### [What is required]
Begin at the line that holds "Convert this screenshot" and retype every line through the end of the material, both included. Leave out the pictures.

### [Extracted records]
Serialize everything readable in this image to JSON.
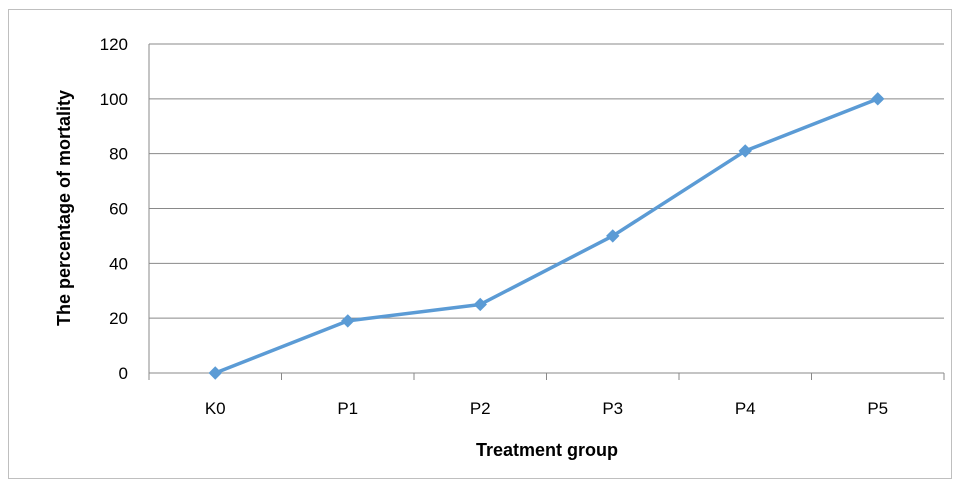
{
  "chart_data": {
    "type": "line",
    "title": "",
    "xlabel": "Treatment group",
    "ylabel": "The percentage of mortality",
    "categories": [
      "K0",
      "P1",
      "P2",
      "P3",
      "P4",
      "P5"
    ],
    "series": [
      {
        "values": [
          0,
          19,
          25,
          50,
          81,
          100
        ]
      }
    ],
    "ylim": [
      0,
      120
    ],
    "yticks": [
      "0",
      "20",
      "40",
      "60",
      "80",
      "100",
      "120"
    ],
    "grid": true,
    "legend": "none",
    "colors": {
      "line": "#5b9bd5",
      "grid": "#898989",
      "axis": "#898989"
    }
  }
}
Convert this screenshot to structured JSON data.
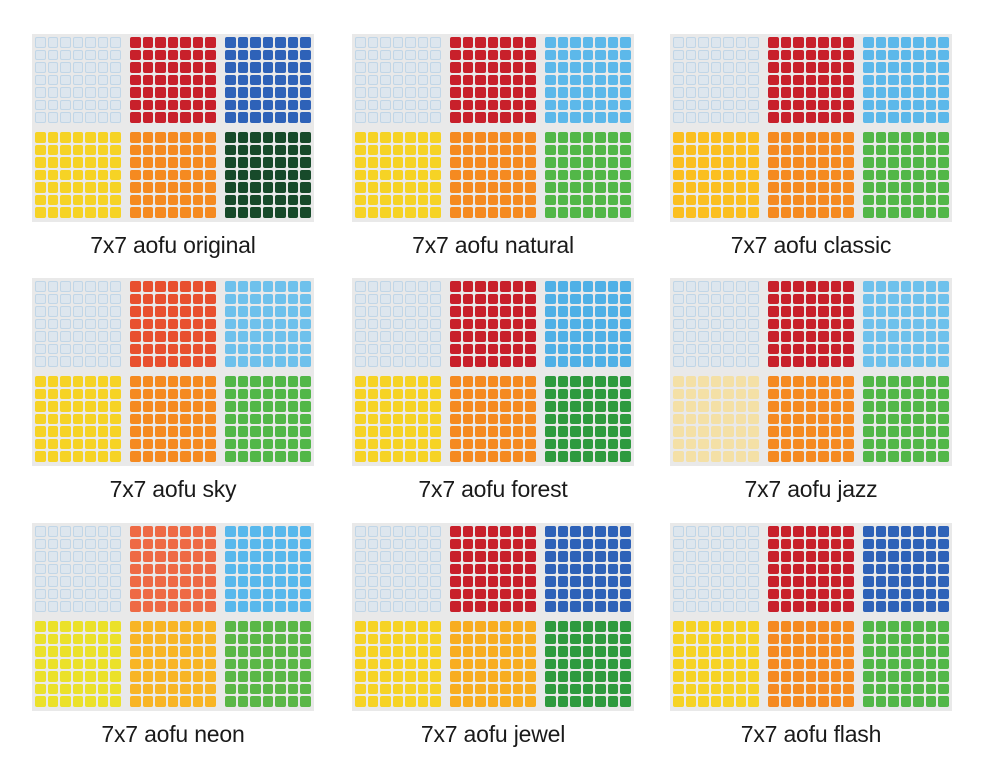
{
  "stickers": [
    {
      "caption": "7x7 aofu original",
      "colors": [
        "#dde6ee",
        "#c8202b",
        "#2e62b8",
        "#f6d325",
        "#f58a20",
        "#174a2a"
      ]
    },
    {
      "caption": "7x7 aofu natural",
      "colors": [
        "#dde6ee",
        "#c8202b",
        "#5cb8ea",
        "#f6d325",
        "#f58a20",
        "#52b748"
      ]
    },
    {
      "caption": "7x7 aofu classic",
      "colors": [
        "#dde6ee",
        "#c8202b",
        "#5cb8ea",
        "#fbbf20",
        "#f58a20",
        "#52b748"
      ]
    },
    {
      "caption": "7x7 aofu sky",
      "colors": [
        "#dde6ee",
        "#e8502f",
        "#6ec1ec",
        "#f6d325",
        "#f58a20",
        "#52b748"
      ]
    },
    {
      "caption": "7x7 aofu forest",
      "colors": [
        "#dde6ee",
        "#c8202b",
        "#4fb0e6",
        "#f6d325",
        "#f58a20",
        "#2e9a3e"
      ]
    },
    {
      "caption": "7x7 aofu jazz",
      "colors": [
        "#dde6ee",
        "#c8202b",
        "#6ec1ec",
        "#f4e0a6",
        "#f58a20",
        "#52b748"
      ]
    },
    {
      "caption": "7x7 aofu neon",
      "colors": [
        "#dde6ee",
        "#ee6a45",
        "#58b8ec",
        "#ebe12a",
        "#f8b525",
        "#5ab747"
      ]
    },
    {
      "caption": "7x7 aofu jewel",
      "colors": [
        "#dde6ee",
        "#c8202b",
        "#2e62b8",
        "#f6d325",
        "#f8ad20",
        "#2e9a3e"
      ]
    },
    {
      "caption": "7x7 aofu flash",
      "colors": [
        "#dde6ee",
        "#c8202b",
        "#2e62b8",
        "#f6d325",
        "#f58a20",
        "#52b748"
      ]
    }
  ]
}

### [Answer to this problem]
Convert this screenshot to structured JSON data.
{
  "stickers": [
    {
      "caption": "7x7 aofu original",
      "colors": [
        "#dde6ee",
        "#c8202b",
        "#2e62b8",
        "#f6d325",
        "#f58a20",
        "#174a2a"
      ]
    },
    {
      "caption": "7x7 aofu natural",
      "colors": [
        "#dde6ee",
        "#c8202b",
        "#5cb8ea",
        "#f6d325",
        "#f58a20",
        "#52b748"
      ]
    },
    {
      "caption": "7x7 aofu classic",
      "colors": [
        "#dde6ee",
        "#c8202b",
        "#5cb8ea",
        "#fbbf20",
        "#f58a20",
        "#52b748"
      ]
    },
    {
      "caption": "7x7 aofu sky",
      "colors": [
        "#dde6ee",
        "#e8502f",
        "#6ec1ec",
        "#f6d325",
        "#f58a20",
        "#52b748"
      ]
    },
    {
      "caption": "7x7 aofu forest",
      "colors": [
        "#dde6ee",
        "#c8202b",
        "#4fb0e6",
        "#f6d325",
        "#f58a20",
        "#2e9a3e"
      ]
    },
    {
      "caption": "7x7 aofu jazz",
      "colors": [
        "#dde6ee",
        "#c8202b",
        "#6ec1ec",
        "#f4e0a6",
        "#f58a20",
        "#52b748"
      ]
    },
    {
      "caption": "7x7 aofu neon",
      "colors": [
        "#dde6ee",
        "#ee6a45",
        "#58b8ec",
        "#ebe12a",
        "#f8b525",
        "#5ab747"
      ]
    },
    {
      "caption": "7x7 aofu jewel",
      "colors": [
        "#dde6ee",
        "#c8202b",
        "#2e62b8",
        "#f6d325",
        "#f8ad20",
        "#2e9a3e"
      ]
    },
    {
      "caption": "7x7 aofu flash",
      "colors": [
        "#dde6ee",
        "#c8202b",
        "#2e62b8",
        "#f6d325",
        "#f58a20",
        "#52b748"
      ]
    }
  ]
}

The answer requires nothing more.